(EXTRACTED ENTRIES):
____
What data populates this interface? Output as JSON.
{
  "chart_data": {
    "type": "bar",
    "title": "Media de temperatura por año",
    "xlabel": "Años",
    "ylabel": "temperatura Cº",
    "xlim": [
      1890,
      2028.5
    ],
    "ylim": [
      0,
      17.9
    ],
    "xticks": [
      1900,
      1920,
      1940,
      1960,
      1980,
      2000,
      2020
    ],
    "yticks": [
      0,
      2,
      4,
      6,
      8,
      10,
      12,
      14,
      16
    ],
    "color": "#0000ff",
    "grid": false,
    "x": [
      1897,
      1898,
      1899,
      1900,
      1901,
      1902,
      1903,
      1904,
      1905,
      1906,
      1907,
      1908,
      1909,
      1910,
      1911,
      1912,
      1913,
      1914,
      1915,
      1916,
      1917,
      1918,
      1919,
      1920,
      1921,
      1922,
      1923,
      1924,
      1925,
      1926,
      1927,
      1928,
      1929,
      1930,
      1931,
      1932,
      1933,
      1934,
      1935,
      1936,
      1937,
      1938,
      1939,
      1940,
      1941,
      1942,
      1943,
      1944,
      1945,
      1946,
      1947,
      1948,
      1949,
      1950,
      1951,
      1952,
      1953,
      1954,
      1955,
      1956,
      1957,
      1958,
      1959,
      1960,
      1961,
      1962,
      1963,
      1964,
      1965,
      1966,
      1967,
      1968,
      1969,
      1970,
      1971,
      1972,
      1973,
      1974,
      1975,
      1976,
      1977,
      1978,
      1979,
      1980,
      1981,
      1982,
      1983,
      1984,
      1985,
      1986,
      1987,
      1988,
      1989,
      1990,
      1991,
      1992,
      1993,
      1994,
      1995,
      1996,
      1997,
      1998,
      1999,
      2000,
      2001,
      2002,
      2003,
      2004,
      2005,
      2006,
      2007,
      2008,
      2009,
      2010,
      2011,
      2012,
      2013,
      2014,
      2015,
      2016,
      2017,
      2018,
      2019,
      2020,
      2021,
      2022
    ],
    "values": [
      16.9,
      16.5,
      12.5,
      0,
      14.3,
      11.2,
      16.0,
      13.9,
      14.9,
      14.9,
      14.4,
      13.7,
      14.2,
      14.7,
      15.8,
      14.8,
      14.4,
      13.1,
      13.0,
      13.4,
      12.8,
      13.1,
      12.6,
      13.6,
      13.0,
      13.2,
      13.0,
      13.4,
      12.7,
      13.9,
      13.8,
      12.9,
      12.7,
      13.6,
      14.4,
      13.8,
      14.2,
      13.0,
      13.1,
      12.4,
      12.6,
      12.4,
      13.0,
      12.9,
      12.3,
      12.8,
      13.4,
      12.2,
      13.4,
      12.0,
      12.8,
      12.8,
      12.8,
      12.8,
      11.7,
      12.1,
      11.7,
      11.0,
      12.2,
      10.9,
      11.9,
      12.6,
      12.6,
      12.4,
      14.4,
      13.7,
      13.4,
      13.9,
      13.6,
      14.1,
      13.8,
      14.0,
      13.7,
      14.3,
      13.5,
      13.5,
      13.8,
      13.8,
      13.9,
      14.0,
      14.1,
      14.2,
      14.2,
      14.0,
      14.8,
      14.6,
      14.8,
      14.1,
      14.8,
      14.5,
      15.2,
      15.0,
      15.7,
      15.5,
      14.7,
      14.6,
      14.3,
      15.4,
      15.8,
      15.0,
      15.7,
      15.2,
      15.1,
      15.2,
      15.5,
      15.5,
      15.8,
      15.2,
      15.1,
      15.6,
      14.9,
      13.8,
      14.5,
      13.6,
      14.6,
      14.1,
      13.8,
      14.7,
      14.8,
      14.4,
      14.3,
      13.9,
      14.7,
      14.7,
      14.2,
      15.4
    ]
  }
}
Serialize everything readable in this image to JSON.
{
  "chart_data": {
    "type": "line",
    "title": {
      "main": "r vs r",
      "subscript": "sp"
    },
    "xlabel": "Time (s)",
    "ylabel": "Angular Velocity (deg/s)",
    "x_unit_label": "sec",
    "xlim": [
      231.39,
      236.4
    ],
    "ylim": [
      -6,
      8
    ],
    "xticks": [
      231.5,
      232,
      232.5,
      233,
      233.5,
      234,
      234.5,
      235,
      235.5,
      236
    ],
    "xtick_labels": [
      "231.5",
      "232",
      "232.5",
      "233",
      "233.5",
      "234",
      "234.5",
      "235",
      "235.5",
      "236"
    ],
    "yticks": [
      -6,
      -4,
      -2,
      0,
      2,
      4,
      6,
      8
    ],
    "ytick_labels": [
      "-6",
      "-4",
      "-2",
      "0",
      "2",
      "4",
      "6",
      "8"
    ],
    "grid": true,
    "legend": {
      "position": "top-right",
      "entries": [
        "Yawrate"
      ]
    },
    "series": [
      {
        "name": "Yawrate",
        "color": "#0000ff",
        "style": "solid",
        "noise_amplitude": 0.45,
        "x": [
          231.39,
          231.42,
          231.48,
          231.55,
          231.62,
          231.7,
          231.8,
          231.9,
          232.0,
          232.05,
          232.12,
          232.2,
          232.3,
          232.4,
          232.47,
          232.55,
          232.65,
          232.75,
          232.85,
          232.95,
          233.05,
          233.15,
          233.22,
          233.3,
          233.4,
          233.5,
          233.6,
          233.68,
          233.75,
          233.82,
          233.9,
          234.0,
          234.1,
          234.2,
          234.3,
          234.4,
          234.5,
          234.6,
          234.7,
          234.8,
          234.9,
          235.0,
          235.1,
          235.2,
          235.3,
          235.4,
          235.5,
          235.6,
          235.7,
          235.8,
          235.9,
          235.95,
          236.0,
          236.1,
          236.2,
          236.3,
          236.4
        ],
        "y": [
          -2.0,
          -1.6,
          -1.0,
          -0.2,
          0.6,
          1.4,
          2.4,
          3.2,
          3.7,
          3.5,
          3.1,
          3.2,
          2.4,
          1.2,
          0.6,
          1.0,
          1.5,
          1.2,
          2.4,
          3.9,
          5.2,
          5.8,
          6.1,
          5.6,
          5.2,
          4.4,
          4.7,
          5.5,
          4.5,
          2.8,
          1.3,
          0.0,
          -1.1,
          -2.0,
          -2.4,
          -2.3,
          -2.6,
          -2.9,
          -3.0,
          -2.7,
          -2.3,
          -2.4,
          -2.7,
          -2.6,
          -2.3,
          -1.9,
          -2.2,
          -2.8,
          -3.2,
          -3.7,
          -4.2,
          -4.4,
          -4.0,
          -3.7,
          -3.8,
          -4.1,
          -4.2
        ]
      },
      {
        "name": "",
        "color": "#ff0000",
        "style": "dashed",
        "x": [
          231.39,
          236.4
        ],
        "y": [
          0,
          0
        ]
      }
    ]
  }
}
____
Look through the entries above. Extract each line with the word "title".

(TASK RESULT):
    "title": "Media de temperatura por año",
    "title": {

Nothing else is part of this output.